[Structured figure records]
• • • • •
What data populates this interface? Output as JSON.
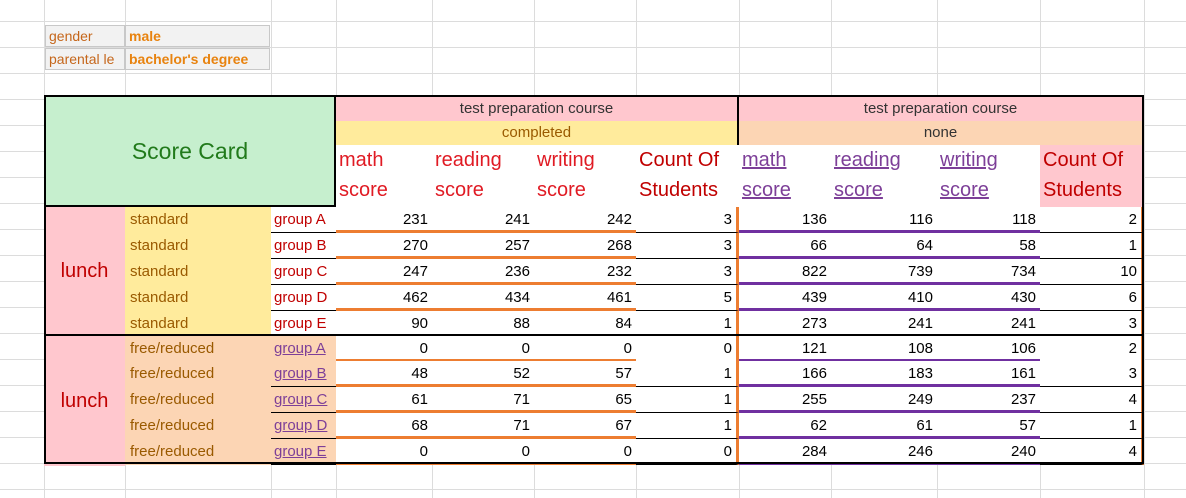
{
  "filters": {
    "gender": {
      "label": "gender",
      "value": "male"
    },
    "parental": {
      "label": "parental le",
      "value": "bachelor's degree"
    }
  },
  "title": "Score Card",
  "col_groups": [
    {
      "top": "test preparation course",
      "sub": "completed"
    },
    {
      "top": "test preparation course",
      "sub": "none"
    }
  ],
  "headers": {
    "math": [
      "math",
      "score"
    ],
    "reading": [
      "reading",
      "score"
    ],
    "writing": [
      "writing",
      "score"
    ],
    "count": [
      "Count Of",
      "Students"
    ]
  },
  "sections": [
    {
      "lunch_label": "lunch",
      "rows": [
        {
          "type": "standard",
          "group": "group A",
          "c": [
            231,
            241,
            242,
            3
          ],
          "n": [
            136,
            116,
            118,
            2
          ]
        },
        {
          "type": "standard",
          "group": "group B",
          "c": [
            270,
            257,
            268,
            3
          ],
          "n": [
            66,
            64,
            58,
            1
          ]
        },
        {
          "type": "standard",
          "group": "group C",
          "c": [
            247,
            236,
            232,
            3
          ],
          "n": [
            822,
            739,
            734,
            10
          ]
        },
        {
          "type": "standard",
          "group": "group D",
          "c": [
            462,
            434,
            461,
            5
          ],
          "n": [
            439,
            410,
            430,
            6
          ]
        },
        {
          "type": "standard",
          "group": "group E",
          "c": [
            90,
            88,
            84,
            1
          ],
          "n": [
            273,
            241,
            241,
            3
          ]
        }
      ]
    },
    {
      "lunch_label": "lunch",
      "rows": [
        {
          "type": "free/reduced",
          "group": "group A",
          "c": [
            0,
            0,
            0,
            0
          ],
          "n": [
            121,
            108,
            106,
            2
          ]
        },
        {
          "type": "free/reduced",
          "group": "group B",
          "c": [
            48,
            52,
            57,
            1
          ],
          "n": [
            166,
            183,
            161,
            3
          ]
        },
        {
          "type": "free/reduced",
          "group": "group C",
          "c": [
            61,
            71,
            65,
            1
          ],
          "n": [
            255,
            249,
            237,
            4
          ]
        },
        {
          "type": "free/reduced",
          "group": "group D",
          "c": [
            68,
            71,
            67,
            1
          ],
          "n": [
            62,
            61,
            57,
            1
          ]
        },
        {
          "type": "free/reduced",
          "group": "group E",
          "c": [
            0,
            0,
            0,
            0
          ],
          "n": [
            284,
            246,
            240,
            4
          ]
        }
      ]
    }
  ]
}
• • • • •
◆ **SHORT TASK**: Leave out the pictures and reproduce the rest of the listing exactly.

◆ **SOLUTION TO THE PROBLEM**:
What data populates this interface? Output as JSON.
{
  "filters": {
    "gender": {
      "label": "gender",
      "value": "male"
    },
    "parental": {
      "label": "parental le",
      "value": "bachelor's degree"
    }
  },
  "title": "Score Card",
  "col_groups": [
    {
      "top": "test preparation course",
      "sub": "completed"
    },
    {
      "top": "test preparation course",
      "sub": "none"
    }
  ],
  "headers": {
    "math": [
      "math",
      "score"
    ],
    "reading": [
      "reading",
      "score"
    ],
    "writing": [
      "writing",
      "score"
    ],
    "count": [
      "Count Of",
      "Students"
    ]
  },
  "sections": [
    {
      "lunch_label": "lunch",
      "rows": [
        {
          "type": "standard",
          "group": "group A",
          "c": [
            231,
            241,
            242,
            3
          ],
          "n": [
            136,
            116,
            118,
            2
          ]
        },
        {
          "type": "standard",
          "group": "group B",
          "c": [
            270,
            257,
            268,
            3
          ],
          "n": [
            66,
            64,
            58,
            1
          ]
        },
        {
          "type": "standard",
          "group": "group C",
          "c": [
            247,
            236,
            232,
            3
          ],
          "n": [
            822,
            739,
            734,
            10
          ]
        },
        {
          "type": "standard",
          "group": "group D",
          "c": [
            462,
            434,
            461,
            5
          ],
          "n": [
            439,
            410,
            430,
            6
          ]
        },
        {
          "type": "standard",
          "group": "group E",
          "c": [
            90,
            88,
            84,
            1
          ],
          "n": [
            273,
            241,
            241,
            3
          ]
        }
      ]
    },
    {
      "lunch_label": "lunch",
      "rows": [
        {
          "type": "free/reduced",
          "group": "group A",
          "c": [
            0,
            0,
            0,
            0
          ],
          "n": [
            121,
            108,
            106,
            2
          ]
        },
        {
          "type": "free/reduced",
          "group": "group B",
          "c": [
            48,
            52,
            57,
            1
          ],
          "n": [
            166,
            183,
            161,
            3
          ]
        },
        {
          "type": "free/reduced",
          "group": "group C",
          "c": [
            61,
            71,
            65,
            1
          ],
          "n": [
            255,
            249,
            237,
            4
          ]
        },
        {
          "type": "free/reduced",
          "group": "group D",
          "c": [
            68,
            71,
            67,
            1
          ],
          "n": [
            62,
            61,
            57,
            1
          ]
        },
        {
          "type": "free/reduced",
          "group": "group E",
          "c": [
            0,
            0,
            0,
            0
          ],
          "n": [
            284,
            246,
            240,
            4
          ]
        }
      ]
    }
  ]
}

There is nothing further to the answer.